• [Study text]:
╔══
The night after the 2007 Fiesta Bowl, when Boise neighborhoods were still whooping to the sky in the aftermath of the most significant win they’re apparently going to get their hands on for a minute, my friend and I imagined a world where the Pac 10 expanded and our city’s heart finally got out from under the tyranny of the BCS and joined a conference where SOS is discussed as a strength rather than a weakness, and where the tv money flows like milk and honey. Where the football program pays for student parking because it has a SURPLUS of funds and nobody bitches that the team didn’t have enough style points on ESPN.
Well, that pleasant bit of fantasy died a couple of days ago, at the sharp chip of a golf ball out of a bunker.

Oregon and Washington are Big 10 bound with UCLA and USC. Arizona, Arizona State, and Utah are headed down the dusty trail to the Big 12, hot on Colorado’s heels.
The specifics of the media rights deals and contract negotiations are out there. Brett McMurphy’s Twitter/X is as good a place to start as any. The entire online space discussing any of this is filled with shitty memes and no-name accounts that act as if they’re more well-sourced than the actual media. It’s toxic and hilarious and I am locked in, even though it sucks. Why? Because I am on the outside of the college football bubble. If this was The Big Short, G5 fans would all be Mark Baum in the middle of the discussion with the shitbag broker and realizing again that almost everyone they’re dealing with is a wildly questionable person with objectively bad ideas.

But it’s college football, not the whole world economy. Right?
For athletic departments like Memphis, Boise, Oregon State, Washington State, SDSU – the ones on the margins who roll out great teams across multiple sports and get to just figure it the fuck out somehow, it’s tough. Moving goalposts is the right idea, but like if they moved them out of the stadium and then still insisted that everything is normal, of course there are goalposts. We’re definitely still going to give you 3 points if you kick it thataway.
There’s a pattern. A quick eight-step plan to financial irrelevance for any school it is pointed at.
- They don’t play nobody.
- Okay you beat somebody but it was early season/neutral site/senioritis/bad weather/bad reffing/bad coaching/ugly uniforms so it doesn’t count.
- Oh. You did it again. Dumb luck.
- *silent treatment/media blackout*
- It’s academics.
- It’s research dollars.
- It’s the tiny, little, eeny weenie, cutesy wootsy media market.
╚══
• [Page segmentation data]:
╔══
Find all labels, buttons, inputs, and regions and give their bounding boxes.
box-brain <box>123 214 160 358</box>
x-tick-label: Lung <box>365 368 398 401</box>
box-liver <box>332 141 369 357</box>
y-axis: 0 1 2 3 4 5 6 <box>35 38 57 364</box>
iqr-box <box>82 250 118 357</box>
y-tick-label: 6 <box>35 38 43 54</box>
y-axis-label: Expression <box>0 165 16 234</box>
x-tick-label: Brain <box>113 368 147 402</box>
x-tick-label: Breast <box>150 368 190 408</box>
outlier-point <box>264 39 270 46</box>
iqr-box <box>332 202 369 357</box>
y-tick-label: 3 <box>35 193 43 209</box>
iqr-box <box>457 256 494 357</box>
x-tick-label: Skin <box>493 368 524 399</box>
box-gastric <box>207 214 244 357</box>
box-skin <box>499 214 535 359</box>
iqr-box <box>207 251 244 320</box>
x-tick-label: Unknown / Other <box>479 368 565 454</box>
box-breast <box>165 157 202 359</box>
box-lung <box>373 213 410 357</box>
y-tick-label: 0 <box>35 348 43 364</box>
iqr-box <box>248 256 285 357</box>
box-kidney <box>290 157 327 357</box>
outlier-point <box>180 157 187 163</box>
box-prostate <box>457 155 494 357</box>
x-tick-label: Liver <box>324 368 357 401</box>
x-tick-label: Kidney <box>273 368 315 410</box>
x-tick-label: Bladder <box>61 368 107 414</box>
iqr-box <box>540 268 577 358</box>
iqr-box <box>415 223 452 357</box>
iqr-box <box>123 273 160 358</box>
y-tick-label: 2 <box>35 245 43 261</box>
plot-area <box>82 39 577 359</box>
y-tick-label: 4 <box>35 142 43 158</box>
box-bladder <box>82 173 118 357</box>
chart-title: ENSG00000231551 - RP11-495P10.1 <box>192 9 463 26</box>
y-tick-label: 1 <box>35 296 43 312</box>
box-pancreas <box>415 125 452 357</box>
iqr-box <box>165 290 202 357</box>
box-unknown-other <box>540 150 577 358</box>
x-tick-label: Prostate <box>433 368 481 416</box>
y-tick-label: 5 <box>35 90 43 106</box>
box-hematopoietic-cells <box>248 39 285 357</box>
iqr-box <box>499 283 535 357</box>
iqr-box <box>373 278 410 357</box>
╚══
• [Tasks to carry out]:
1 > In the essay on college football conference realignment, which schools are named as Big 10 bound along with UCLA and USC?
2 > Pick up the essay on college football conference realignment right after its last line and keep going in the same voice.

• [Answer list]:
1 > Oregon and Washington.

2 >
- Repeat 6/7/8 as needed forever. Deploy 4 in case of emergency, such as undefeated seasons.
It’s been wild to watch it happen to an entire conference again. Thought we were done with that at the Big East.
It also leads me to wonder – every attempt at one of these huge conferences has failed. Do the fans and admin of schools who were lucky enough to end up a member of the resource bourgeois through no factor of media market size or quality of play, but out of being in the right place at the right time, think they are safe? That their 3-9 team won’t be staring down an AAC or MWC invite once interest rates rise again or ND joins a conference finally and sets off another shuffle? Ask Oregon State and WSU about being left behind. Ask SDSU and Boise about having your chain yanked by media conglomerates. Ask Idaho and Montana about what comes after that.

The snow globe got shaken hard and is teetering on the edge of the shelf. Will football in the West settle into a pretty scene where high-quality, fun football is played every weekend against teams that make sense, or will it just be endless non-FB sports teams making silly flights like from Berkley to Tally and doing their homework on the red-eye?
The teams outside of the blue bloods have never really asked for more than a chance to excel. To be seen, to play, to win. That chance inches further away every moment. Sometimes a team makes the leap and secures their bag. Sometimes a team gets pushed out and sent to the kid’s table. But everyone needs to remember that the bag came from somewhere. If only it was coming out of Bob Iger’s pocket rather than Hawaii’s.
College football is dead. Long live college football.